■ **Extracted data entries**

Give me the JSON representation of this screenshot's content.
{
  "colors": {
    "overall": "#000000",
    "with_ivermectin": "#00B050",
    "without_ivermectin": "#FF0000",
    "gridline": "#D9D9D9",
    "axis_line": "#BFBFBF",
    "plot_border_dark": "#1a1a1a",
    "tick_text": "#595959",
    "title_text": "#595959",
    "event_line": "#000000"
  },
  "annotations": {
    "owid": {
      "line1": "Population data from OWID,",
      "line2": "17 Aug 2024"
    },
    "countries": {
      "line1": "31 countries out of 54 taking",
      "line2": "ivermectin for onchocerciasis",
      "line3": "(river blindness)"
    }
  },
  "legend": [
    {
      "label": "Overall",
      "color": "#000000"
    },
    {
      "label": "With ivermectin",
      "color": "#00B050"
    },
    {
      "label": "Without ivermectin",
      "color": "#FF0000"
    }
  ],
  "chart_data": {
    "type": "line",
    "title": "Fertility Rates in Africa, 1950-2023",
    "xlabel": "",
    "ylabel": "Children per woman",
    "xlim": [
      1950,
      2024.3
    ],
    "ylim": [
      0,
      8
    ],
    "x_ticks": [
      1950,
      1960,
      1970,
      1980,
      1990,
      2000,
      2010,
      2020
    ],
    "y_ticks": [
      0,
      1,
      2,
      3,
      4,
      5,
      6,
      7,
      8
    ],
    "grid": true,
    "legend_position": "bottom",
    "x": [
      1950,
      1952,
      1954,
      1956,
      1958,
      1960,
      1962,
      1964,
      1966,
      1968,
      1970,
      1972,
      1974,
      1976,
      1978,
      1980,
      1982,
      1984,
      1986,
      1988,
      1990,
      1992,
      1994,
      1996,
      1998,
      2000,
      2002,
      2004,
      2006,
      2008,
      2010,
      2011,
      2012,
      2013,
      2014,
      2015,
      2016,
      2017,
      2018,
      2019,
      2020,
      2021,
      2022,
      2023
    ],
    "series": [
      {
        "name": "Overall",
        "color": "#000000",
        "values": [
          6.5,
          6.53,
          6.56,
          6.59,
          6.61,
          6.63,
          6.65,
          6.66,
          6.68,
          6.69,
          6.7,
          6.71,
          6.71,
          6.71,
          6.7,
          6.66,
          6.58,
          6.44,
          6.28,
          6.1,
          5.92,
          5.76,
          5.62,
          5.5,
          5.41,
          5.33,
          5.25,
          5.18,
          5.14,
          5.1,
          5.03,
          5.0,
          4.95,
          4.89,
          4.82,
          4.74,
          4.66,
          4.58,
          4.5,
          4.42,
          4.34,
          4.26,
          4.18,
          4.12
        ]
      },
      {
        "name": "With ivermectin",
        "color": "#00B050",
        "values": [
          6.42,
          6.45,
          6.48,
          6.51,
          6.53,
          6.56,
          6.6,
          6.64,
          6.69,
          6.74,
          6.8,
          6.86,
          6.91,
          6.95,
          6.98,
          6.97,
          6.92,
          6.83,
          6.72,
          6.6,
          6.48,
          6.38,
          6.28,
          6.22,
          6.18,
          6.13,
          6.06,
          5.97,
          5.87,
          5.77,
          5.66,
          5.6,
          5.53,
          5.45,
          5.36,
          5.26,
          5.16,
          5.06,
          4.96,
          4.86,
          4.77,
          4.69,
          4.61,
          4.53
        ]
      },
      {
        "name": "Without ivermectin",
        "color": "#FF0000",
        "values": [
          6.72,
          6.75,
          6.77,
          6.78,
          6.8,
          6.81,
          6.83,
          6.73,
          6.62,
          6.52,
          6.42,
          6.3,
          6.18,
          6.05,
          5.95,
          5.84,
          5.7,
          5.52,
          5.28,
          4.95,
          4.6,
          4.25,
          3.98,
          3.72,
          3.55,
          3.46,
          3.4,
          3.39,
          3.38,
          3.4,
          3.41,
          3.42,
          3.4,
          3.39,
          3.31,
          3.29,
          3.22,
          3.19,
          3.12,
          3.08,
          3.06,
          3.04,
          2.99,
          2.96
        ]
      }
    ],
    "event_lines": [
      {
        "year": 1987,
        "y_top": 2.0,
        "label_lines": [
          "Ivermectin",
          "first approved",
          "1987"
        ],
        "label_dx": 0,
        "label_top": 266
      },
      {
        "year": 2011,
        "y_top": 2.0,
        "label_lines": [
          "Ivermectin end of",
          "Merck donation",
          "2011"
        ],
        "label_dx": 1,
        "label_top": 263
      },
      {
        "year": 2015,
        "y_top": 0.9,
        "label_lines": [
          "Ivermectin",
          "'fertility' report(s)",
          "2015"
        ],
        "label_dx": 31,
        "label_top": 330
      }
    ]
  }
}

■ **TASK TO CARRY OUT**
In full and verbatim, repeat the records given above.

■ **COMPLETE ANSWER**
Give me the JSON representation of this screenshot's content.
{
  "colors": {
    "overall": "#000000",
    "with_ivermectin": "#00B050",
    "without_ivermectin": "#FF0000",
    "gridline": "#D9D9D9",
    "axis_line": "#BFBFBF",
    "plot_border_dark": "#1a1a1a",
    "tick_text": "#595959",
    "title_text": "#595959",
    "event_line": "#000000"
  },
  "annotations": {
    "owid": {
      "line1": "Population data from OWID,",
      "line2": "17 Aug 2024"
    },
    "countries": {
      "line1": "31 countries out of 54 taking",
      "line2": "ivermectin for onchocerciasis",
      "line3": "(river blindness)"
    }
  },
  "legend": [
    {
      "label": "Overall",
      "color": "#000000"
    },
    {
      "label": "With ivermectin",
      "color": "#00B050"
    },
    {
      "label": "Without ivermectin",
      "color": "#FF0000"
    }
  ],
  "chart_data": {
    "type": "line",
    "title": "Fertility Rates in Africa, 1950-2023",
    "xlabel": "",
    "ylabel": "Children per woman",
    "xlim": [
      1950,
      2024.3
    ],
    "ylim": [
      0,
      8
    ],
    "x_ticks": [
      1950,
      1960,
      1970,
      1980,
      1990,
      2000,
      2010,
      2020
    ],
    "y_ticks": [
      0,
      1,
      2,
      3,
      4,
      5,
      6,
      7,
      8
    ],
    "grid": true,
    "legend_position": "bottom",
    "x": [
      1950,
      1952,
      1954,
      1956,
      1958,
      1960,
      1962,
      1964,
      1966,
      1968,
      1970,
      1972,
      1974,
      1976,
      1978,
      1980,
      1982,
      1984,
      1986,
      1988,
      1990,
      1992,
      1994,
      1996,
      1998,
      2000,
      2002,
      2004,
      2006,
      2008,
      2010,
      2011,
      2012,
      2013,
      2014,
      2015,
      2016,
      2017,
      2018,
      2019,
      2020,
      2021,
      2022,
      2023
    ],
    "series": [
      {
        "name": "Overall",
        "color": "#000000",
        "values": [
          6.5,
          6.53,
          6.56,
          6.59,
          6.61,
          6.63,
          6.65,
          6.66,
          6.68,
          6.69,
          6.7,
          6.71,
          6.71,
          6.71,
          6.7,
          6.66,
          6.58,
          6.44,
          6.28,
          6.1,
          5.92,
          5.76,
          5.62,
          5.5,
          5.41,
          5.33,
          5.25,
          5.18,
          5.14,
          5.1,
          5.03,
          5.0,
          4.95,
          4.89,
          4.82,
          4.74,
          4.66,
          4.58,
          4.5,
          4.42,
          4.34,
          4.26,
          4.18,
          4.12
        ]
      },
      {
        "name": "With ivermectin",
        "color": "#00B050",
        "values": [
          6.42,
          6.45,
          6.48,
          6.51,
          6.53,
          6.56,
          6.6,
          6.64,
          6.69,
          6.74,
          6.8,
          6.86,
          6.91,
          6.95,
          6.98,
          6.97,
          6.92,
          6.83,
          6.72,
          6.6,
          6.48,
          6.38,
          6.28,
          6.22,
          6.18,
          6.13,
          6.06,
          5.97,
          5.87,
          5.77,
          5.66,
          5.6,
          5.53,
          5.45,
          5.36,
          5.26,
          5.16,
          5.06,
          4.96,
          4.86,
          4.77,
          4.69,
          4.61,
          4.53
        ]
      },
      {
        "name": "Without ivermectin",
        "color": "#FF0000",
        "values": [
          6.72,
          6.75,
          6.77,
          6.78,
          6.8,
          6.81,
          6.83,
          6.73,
          6.62,
          6.52,
          6.42,
          6.3,
          6.18,
          6.05,
          5.95,
          5.84,
          5.7,
          5.52,
          5.28,
          4.95,
          4.6,
          4.25,
          3.98,
          3.72,
          3.55,
          3.46,
          3.4,
          3.39,
          3.38,
          3.4,
          3.41,
          3.42,
          3.4,
          3.39,
          3.31,
          3.29,
          3.22,
          3.19,
          3.12,
          3.08,
          3.06,
          3.04,
          2.99,
          2.96
        ]
      }
    ],
    "event_lines": [
      {
        "year": 1987,
        "y_top": 2.0,
        "label_lines": [
          "Ivermectin",
          "first approved",
          "1987"
        ],
        "label_dx": 0,
        "label_top": 266
      },
      {
        "year": 2011,
        "y_top": 2.0,
        "label_lines": [
          "Ivermectin end of",
          "Merck donation",
          "2011"
        ],
        "label_dx": 1,
        "label_top": 263
      },
      {
        "year": 2015,
        "y_top": 0.9,
        "label_lines": [
          "Ivermectin",
          "'fertility' report(s)",
          "2015"
        ],
        "label_dx": 31,
        "label_top": 330
      }
    ]
  }
}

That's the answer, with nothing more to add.